DATA PROVIDED
** begin **
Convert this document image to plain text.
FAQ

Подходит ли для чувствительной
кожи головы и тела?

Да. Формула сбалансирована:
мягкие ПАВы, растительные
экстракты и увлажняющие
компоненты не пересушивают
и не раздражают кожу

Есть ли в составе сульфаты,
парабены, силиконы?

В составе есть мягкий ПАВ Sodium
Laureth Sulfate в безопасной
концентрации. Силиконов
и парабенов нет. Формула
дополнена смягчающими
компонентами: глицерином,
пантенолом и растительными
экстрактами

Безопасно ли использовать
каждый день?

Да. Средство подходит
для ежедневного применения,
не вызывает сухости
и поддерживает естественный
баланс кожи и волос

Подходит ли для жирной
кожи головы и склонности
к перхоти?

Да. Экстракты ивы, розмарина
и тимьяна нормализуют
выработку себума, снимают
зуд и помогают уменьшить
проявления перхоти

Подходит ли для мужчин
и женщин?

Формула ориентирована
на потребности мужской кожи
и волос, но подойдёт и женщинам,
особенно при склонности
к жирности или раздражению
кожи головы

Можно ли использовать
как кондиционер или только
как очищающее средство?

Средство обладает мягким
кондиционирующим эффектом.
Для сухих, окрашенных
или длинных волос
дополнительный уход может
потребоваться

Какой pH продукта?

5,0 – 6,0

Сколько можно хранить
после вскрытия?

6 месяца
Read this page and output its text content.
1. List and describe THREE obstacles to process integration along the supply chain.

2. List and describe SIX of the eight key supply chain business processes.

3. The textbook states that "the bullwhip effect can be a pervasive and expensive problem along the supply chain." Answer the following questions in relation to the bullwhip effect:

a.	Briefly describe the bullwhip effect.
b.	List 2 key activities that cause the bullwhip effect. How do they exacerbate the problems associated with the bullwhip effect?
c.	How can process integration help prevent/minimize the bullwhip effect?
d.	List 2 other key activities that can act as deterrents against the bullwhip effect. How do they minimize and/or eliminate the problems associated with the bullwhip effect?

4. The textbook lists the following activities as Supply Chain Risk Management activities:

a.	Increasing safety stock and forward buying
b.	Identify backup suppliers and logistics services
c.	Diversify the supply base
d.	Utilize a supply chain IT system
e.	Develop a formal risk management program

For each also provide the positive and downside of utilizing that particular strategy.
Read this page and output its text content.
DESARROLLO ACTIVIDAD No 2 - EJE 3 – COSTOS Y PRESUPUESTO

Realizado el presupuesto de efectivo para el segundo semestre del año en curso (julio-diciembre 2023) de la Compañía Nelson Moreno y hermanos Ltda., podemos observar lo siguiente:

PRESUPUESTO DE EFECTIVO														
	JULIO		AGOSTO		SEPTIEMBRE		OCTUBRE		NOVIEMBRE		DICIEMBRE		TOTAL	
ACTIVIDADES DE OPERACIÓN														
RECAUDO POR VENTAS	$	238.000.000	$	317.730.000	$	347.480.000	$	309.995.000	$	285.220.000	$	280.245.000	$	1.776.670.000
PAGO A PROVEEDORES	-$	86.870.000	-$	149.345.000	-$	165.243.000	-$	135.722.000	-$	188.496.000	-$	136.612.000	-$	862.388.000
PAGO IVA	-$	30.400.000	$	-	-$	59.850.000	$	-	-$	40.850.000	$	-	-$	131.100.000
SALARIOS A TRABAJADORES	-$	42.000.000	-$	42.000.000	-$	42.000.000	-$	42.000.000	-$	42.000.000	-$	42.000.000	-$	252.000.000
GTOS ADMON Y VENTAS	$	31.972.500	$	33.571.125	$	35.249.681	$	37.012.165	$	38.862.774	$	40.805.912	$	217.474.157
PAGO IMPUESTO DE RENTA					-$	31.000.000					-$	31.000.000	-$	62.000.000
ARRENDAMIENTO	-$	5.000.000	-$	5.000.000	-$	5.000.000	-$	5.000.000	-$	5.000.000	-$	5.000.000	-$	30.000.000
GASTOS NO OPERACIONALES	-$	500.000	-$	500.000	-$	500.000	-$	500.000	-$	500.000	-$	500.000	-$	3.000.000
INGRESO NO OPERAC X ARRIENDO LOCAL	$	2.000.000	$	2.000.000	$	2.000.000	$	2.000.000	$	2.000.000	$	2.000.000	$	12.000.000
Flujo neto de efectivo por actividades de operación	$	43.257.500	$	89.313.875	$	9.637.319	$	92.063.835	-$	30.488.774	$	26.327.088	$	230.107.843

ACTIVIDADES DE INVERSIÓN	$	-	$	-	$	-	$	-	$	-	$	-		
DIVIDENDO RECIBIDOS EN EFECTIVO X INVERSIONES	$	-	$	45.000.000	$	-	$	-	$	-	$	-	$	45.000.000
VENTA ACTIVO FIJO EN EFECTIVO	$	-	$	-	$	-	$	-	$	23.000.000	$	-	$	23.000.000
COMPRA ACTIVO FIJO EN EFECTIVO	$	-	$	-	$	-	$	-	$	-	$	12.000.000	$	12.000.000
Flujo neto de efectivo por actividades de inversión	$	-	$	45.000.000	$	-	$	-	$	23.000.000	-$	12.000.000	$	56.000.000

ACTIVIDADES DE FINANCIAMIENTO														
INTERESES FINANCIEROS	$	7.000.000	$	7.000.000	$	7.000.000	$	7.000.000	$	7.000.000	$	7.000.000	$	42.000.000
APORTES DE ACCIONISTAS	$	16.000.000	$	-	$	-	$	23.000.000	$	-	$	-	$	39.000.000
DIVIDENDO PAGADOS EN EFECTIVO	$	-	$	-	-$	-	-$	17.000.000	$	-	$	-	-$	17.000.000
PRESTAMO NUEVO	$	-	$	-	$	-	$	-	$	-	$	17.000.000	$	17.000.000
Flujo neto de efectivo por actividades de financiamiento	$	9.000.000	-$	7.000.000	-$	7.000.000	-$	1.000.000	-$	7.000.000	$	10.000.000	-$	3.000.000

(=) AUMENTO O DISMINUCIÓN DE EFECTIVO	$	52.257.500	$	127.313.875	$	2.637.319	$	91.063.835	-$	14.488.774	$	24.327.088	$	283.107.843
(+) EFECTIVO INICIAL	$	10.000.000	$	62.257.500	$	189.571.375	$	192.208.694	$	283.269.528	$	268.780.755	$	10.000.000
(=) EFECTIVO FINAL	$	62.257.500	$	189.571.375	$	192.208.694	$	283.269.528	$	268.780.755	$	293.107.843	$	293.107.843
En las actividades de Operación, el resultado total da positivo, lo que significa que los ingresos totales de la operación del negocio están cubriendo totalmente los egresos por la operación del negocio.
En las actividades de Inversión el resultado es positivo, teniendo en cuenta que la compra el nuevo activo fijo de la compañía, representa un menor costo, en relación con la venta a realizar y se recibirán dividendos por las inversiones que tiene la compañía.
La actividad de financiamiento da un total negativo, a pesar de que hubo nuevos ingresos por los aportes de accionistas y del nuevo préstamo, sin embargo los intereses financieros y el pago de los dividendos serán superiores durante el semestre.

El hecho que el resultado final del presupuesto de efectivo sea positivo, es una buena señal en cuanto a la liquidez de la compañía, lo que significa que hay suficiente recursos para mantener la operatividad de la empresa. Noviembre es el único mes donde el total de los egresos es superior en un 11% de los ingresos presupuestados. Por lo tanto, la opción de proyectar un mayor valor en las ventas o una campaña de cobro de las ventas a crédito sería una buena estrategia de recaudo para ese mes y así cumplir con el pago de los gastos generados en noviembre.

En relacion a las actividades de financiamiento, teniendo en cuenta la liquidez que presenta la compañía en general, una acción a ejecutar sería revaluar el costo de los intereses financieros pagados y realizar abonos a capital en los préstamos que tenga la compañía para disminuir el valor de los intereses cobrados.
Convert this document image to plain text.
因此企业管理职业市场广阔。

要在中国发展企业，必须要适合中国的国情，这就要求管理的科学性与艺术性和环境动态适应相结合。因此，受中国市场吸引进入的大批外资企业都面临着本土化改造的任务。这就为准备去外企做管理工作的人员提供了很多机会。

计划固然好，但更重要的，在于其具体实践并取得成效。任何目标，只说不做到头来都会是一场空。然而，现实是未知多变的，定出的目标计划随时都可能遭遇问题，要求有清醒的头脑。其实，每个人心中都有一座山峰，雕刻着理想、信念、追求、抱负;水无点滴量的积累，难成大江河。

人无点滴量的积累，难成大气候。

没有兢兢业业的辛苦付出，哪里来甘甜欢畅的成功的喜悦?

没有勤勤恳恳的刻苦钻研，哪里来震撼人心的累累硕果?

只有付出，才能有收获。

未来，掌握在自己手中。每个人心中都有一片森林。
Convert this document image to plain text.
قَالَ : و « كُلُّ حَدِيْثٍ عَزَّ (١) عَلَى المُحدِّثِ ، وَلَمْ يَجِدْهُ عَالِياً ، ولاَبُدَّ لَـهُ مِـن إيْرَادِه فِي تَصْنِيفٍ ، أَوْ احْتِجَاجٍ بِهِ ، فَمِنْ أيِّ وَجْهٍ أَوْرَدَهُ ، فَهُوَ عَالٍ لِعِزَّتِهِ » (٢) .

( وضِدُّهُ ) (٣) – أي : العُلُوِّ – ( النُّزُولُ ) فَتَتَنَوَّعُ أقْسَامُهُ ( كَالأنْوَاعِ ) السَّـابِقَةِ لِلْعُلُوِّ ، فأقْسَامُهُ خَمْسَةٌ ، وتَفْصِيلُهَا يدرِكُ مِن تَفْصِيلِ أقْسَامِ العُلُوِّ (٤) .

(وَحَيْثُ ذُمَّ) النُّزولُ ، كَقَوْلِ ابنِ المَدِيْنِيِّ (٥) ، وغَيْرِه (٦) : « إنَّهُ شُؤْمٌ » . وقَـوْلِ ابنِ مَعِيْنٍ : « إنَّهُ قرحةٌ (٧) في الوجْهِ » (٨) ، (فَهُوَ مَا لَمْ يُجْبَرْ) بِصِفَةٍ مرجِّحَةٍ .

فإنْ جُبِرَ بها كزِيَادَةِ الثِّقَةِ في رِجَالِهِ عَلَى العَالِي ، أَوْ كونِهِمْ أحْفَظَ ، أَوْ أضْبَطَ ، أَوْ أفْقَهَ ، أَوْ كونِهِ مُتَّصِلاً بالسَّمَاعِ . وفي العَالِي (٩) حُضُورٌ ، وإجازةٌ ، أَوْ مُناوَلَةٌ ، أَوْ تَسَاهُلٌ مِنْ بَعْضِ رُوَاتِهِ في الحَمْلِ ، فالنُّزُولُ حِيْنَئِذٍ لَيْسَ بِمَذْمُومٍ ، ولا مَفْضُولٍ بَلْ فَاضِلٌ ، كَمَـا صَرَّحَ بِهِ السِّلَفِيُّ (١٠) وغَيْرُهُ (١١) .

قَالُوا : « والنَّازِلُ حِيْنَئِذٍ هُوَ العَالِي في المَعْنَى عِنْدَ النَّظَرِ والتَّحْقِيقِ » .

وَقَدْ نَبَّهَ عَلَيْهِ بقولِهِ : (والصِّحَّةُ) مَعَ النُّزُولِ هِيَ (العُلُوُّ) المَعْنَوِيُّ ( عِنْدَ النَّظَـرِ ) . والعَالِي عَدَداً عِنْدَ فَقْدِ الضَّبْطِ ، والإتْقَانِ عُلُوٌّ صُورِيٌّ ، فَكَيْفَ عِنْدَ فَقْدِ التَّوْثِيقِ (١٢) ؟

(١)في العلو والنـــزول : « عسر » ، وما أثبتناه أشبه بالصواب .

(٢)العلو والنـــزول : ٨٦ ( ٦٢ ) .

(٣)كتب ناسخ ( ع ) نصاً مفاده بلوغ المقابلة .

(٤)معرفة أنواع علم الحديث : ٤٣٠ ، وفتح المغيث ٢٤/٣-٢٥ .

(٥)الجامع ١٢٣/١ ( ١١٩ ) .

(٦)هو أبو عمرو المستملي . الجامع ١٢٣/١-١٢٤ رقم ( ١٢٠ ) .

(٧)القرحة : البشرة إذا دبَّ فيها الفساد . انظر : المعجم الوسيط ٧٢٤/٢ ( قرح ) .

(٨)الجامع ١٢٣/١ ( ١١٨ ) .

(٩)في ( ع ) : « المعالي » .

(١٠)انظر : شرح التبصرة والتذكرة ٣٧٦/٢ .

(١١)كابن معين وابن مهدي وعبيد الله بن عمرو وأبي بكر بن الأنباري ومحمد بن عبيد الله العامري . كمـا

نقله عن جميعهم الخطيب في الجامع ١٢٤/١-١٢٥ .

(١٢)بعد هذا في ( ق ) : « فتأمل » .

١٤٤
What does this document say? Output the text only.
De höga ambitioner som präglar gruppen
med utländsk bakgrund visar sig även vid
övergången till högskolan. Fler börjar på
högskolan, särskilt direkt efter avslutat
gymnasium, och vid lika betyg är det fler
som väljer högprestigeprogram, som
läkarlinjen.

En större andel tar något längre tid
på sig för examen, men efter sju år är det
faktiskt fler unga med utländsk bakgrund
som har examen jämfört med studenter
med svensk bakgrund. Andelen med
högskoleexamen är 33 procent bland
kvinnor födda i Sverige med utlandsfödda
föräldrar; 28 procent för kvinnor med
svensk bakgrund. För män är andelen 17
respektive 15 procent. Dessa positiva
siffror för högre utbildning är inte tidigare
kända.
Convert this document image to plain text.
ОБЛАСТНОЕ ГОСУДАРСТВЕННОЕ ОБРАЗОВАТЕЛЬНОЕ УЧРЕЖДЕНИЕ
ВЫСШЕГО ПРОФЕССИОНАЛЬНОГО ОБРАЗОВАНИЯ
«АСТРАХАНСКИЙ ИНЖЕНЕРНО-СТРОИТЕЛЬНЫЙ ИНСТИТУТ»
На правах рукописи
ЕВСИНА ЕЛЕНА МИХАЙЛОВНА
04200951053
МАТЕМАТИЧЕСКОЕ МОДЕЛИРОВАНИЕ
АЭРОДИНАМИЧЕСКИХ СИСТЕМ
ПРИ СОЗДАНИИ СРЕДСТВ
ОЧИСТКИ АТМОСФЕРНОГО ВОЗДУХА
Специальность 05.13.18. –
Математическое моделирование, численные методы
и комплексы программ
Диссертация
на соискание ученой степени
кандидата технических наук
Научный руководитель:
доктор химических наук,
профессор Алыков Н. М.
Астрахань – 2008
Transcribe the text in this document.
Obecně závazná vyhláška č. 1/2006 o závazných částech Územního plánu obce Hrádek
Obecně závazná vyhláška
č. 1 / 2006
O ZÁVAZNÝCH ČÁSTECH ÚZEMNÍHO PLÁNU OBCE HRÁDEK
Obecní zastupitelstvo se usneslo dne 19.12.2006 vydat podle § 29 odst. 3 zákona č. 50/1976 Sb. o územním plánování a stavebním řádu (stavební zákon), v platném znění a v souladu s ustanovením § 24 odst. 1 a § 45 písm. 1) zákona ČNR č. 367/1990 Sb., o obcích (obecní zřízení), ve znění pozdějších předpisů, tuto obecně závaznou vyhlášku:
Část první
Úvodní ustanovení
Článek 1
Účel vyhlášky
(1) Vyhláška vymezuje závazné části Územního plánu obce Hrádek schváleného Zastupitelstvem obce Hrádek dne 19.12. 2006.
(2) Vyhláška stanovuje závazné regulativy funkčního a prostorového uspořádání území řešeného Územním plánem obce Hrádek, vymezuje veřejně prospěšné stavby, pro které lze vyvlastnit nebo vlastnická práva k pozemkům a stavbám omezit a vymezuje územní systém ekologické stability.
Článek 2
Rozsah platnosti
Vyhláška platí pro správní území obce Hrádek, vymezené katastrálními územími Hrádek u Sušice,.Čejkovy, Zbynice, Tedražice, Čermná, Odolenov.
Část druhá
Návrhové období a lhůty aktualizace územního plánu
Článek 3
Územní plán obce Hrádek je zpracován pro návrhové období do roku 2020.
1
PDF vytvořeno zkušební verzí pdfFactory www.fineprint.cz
** end **
WRITTEN PROBLEM
In the records above, locate each line with the word "activities". Copy all such lines.

EXERCISE ANSWER
b.	List 2 key activities that cause the bullwhip effect. How do they exacerbate the problems associated with the bullwhip effect?
d.	List 2 other key activities that can act as deterrents against the bullwhip effect. How do they minimize and/or eliminate the problems associated with the bullwhip effect?
4. The textbook lists the following activities as Supply Chain Risk Management activities:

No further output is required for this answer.